Items from a dataset
::::::::

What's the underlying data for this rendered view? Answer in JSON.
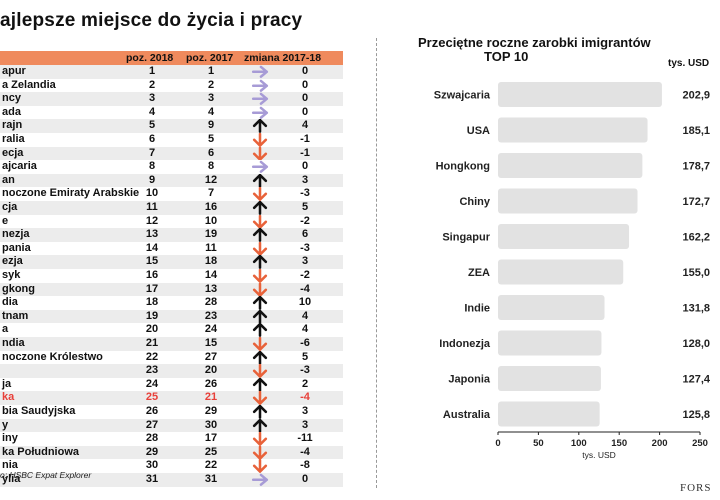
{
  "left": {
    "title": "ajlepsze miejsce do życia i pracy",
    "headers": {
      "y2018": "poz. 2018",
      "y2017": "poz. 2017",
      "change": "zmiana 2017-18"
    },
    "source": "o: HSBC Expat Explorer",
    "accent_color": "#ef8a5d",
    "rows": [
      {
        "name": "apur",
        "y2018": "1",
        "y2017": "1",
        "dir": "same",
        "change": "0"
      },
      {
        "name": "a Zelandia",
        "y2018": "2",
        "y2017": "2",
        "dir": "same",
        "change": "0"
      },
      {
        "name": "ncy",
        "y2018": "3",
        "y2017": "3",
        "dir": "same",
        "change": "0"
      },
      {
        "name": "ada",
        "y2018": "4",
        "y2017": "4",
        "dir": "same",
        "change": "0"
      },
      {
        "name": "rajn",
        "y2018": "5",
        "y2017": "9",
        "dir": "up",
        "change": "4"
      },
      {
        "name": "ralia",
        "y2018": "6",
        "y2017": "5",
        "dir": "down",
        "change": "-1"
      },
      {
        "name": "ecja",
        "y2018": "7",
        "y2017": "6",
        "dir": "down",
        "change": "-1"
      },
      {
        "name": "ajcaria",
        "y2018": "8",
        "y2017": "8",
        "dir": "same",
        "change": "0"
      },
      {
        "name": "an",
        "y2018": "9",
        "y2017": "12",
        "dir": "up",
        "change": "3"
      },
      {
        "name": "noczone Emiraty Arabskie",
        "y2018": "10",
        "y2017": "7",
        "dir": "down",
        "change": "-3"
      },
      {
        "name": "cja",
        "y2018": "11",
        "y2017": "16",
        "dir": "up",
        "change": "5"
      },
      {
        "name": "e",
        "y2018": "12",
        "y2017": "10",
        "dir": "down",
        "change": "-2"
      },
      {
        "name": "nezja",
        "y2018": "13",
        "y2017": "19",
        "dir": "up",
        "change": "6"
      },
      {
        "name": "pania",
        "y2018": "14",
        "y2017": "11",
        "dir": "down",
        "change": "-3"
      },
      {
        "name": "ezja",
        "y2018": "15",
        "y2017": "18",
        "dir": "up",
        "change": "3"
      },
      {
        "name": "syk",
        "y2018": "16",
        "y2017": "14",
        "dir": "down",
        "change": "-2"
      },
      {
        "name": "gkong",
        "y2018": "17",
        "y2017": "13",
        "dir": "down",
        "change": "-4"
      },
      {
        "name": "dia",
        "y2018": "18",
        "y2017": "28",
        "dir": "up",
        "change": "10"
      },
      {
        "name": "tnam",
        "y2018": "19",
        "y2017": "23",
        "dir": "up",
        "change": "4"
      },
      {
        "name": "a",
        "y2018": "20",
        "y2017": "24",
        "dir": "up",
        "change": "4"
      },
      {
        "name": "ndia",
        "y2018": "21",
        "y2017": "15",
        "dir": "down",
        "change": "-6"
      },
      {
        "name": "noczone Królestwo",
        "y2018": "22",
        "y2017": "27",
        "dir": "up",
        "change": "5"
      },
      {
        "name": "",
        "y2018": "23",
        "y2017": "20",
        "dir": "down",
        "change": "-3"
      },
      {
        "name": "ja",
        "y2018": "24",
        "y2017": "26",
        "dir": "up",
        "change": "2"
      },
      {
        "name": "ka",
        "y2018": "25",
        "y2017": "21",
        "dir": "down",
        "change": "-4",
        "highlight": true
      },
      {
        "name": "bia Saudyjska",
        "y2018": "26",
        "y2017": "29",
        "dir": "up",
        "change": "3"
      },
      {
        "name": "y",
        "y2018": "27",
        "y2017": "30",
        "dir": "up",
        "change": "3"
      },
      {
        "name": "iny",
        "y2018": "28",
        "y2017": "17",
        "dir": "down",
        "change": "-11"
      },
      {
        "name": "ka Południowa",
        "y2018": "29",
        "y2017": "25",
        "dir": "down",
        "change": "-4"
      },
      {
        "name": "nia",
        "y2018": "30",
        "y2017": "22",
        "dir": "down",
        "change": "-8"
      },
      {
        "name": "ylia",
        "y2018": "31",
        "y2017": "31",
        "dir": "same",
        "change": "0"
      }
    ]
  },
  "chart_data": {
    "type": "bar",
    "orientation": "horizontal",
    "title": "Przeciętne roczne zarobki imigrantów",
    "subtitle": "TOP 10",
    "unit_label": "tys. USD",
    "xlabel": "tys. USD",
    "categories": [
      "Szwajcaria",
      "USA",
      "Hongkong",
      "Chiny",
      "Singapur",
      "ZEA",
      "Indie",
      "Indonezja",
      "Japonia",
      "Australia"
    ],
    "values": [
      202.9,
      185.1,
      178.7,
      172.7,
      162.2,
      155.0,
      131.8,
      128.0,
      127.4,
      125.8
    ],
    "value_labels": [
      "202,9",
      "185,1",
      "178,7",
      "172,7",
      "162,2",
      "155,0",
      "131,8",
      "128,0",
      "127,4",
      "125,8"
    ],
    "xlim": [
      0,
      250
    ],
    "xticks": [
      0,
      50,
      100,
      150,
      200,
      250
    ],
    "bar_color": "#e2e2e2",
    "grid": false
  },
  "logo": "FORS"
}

::::::::

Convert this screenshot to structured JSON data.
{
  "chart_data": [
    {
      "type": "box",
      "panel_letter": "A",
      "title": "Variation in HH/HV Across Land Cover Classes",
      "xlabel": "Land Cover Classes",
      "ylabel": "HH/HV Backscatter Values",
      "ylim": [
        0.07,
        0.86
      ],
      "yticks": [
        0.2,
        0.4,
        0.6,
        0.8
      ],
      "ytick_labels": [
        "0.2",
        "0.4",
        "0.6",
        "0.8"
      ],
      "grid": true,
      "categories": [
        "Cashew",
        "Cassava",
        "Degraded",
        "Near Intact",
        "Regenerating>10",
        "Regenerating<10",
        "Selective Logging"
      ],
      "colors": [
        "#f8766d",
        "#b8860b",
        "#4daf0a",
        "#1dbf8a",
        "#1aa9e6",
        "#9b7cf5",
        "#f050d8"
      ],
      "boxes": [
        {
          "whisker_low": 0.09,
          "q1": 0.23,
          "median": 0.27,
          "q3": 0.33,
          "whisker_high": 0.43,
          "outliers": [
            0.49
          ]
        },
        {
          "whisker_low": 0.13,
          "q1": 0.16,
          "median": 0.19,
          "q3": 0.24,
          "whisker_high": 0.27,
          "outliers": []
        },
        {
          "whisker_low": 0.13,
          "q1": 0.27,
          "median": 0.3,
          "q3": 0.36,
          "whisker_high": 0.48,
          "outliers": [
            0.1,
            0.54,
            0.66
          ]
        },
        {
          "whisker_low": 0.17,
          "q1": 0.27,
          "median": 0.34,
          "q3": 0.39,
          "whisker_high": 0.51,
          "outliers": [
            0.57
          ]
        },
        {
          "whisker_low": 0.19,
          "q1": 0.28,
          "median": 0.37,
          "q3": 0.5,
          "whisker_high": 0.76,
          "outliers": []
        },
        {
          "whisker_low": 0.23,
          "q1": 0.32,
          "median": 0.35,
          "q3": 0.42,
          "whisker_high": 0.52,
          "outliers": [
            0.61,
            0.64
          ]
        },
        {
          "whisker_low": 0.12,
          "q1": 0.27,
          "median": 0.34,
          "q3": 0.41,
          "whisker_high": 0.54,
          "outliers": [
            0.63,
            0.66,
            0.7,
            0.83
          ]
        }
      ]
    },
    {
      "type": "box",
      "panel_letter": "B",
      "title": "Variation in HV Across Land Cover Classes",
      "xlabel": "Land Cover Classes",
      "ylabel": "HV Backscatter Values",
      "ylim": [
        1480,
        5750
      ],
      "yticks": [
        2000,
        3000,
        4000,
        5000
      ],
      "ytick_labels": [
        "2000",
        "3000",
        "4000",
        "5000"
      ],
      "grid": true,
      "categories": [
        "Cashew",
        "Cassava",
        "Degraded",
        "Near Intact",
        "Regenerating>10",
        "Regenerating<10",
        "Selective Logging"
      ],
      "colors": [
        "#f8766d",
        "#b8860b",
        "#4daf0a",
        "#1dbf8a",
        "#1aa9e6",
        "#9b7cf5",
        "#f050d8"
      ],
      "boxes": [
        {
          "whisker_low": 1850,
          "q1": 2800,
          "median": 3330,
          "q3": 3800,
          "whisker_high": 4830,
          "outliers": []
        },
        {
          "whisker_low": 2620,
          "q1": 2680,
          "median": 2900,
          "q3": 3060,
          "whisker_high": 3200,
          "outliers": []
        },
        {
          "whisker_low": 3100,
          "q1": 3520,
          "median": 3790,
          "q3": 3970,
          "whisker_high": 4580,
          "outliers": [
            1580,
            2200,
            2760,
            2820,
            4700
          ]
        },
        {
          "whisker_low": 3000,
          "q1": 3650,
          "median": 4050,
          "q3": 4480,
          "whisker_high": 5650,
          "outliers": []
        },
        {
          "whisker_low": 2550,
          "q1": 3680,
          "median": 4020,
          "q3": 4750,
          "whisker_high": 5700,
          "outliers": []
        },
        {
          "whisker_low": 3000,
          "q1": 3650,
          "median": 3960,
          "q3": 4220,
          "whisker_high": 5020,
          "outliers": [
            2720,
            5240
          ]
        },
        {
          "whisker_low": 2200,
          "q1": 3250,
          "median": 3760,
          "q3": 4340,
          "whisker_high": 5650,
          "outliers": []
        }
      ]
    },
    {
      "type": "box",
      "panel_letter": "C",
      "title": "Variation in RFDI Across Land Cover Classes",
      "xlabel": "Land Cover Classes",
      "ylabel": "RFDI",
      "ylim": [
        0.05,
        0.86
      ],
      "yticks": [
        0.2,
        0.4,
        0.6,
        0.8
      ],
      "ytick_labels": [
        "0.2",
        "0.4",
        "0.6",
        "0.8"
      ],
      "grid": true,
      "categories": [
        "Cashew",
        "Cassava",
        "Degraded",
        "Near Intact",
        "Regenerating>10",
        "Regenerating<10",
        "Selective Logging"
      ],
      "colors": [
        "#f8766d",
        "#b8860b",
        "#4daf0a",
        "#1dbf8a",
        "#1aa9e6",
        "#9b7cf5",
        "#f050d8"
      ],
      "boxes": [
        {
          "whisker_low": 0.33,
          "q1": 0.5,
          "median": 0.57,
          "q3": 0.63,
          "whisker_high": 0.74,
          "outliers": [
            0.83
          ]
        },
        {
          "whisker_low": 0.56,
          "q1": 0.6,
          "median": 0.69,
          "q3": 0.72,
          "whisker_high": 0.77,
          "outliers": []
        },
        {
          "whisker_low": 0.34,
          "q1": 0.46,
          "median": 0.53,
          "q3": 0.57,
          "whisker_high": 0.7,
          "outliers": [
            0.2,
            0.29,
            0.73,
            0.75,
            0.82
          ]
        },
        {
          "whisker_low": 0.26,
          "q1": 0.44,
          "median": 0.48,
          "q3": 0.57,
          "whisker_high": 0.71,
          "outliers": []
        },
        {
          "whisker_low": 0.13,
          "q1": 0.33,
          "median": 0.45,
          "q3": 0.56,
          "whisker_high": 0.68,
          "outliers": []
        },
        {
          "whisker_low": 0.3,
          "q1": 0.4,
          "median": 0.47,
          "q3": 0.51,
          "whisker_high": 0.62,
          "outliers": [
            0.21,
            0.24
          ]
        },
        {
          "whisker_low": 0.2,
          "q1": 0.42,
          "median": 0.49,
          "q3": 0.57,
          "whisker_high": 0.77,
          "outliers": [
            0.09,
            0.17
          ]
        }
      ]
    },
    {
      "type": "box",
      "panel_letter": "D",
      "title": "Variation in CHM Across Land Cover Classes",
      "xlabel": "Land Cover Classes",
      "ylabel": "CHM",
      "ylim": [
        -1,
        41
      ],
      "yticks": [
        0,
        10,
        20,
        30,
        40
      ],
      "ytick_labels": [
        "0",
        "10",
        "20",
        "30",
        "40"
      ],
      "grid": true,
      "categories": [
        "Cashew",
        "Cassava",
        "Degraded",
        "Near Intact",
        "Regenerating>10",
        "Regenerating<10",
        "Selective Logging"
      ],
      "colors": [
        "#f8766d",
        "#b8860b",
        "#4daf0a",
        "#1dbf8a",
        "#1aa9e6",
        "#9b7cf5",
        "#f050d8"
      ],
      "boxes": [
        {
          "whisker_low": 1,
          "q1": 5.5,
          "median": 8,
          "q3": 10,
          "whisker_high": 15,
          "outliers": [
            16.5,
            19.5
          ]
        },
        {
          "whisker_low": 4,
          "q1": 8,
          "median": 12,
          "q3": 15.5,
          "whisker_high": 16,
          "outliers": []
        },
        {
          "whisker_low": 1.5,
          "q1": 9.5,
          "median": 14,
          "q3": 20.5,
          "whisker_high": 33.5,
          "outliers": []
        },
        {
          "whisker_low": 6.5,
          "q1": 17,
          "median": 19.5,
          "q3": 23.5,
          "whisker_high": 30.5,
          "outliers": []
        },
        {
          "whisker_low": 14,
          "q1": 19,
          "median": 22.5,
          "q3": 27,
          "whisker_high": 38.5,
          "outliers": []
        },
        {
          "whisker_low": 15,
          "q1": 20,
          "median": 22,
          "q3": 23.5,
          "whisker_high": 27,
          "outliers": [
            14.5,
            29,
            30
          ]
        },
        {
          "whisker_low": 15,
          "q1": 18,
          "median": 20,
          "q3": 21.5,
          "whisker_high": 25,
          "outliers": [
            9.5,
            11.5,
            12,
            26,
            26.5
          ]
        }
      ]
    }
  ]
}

::::::::

Find every line above that contains the word "this", and return each one.

▶ **FINISHED ANSWER**:
What's the underlying data for this rendered view? Answer in JSON.
Convert this screenshot to structured JSON data.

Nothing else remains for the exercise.